EXTRACTED RECORDS:
..........

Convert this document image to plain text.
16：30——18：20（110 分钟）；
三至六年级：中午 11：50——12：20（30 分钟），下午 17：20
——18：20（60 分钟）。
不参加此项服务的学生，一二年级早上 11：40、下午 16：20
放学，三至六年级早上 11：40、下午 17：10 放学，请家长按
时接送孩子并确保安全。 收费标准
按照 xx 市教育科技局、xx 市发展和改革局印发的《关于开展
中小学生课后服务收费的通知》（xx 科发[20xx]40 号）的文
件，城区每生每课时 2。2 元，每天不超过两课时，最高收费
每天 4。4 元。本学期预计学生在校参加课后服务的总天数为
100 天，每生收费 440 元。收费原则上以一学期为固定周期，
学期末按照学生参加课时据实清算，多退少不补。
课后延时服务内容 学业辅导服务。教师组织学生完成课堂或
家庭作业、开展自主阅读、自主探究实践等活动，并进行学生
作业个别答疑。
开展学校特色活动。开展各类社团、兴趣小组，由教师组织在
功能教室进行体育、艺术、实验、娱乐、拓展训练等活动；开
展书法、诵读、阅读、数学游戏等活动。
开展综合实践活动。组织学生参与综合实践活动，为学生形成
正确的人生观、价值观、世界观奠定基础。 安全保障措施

..........

TASK: Extract all the material, leaving every line as it is.

OUTPUT:
Convert this document image to plain text.
16：30——18：20（110 分钟）；
三至六年级：中午 11：50——12：20（30 分钟），下午 17：20
——18：20（60 分钟）。
不参加此项服务的学生，一二年级早上 11：40、下午 16：20
放学，三至六年级早上 11：40、下午 17：10 放学，请家长按
时接送孩子并确保安全。 收费标准
按照 xx 市教育科技局、xx 市发展和改革局印发的《关于开展
中小学生课后服务收费的通知》（xx 科发[20xx]40 号）的文
件，城区每生每课时 2。2 元，每天不超过两课时，最高收费
每天 4。4 元。本学期预计学生在校参加课后服务的总天数为
100 天，每生收费 440 元。收费原则上以一学期为固定周期，
学期末按照学生参加课时据实清算，多退少不补。
课后延时服务内容 学业辅导服务。教师组织学生完成课堂或
家庭作业、开展自主阅读、自主探究实践等活动，并进行学生
作业个别答疑。
开展学校特色活动。开展各类社团、兴趣小组，由教师组织在
功能教室进行体育、艺术、实验、娱乐、拓展训练等活动；开
展书法、诵读、阅读、数学游戏等活动。
开展综合实践活动。组织学生参与综合实践活动，为学生形成
正确的人生观、价值观、世界观奠定基础。 安全保障措施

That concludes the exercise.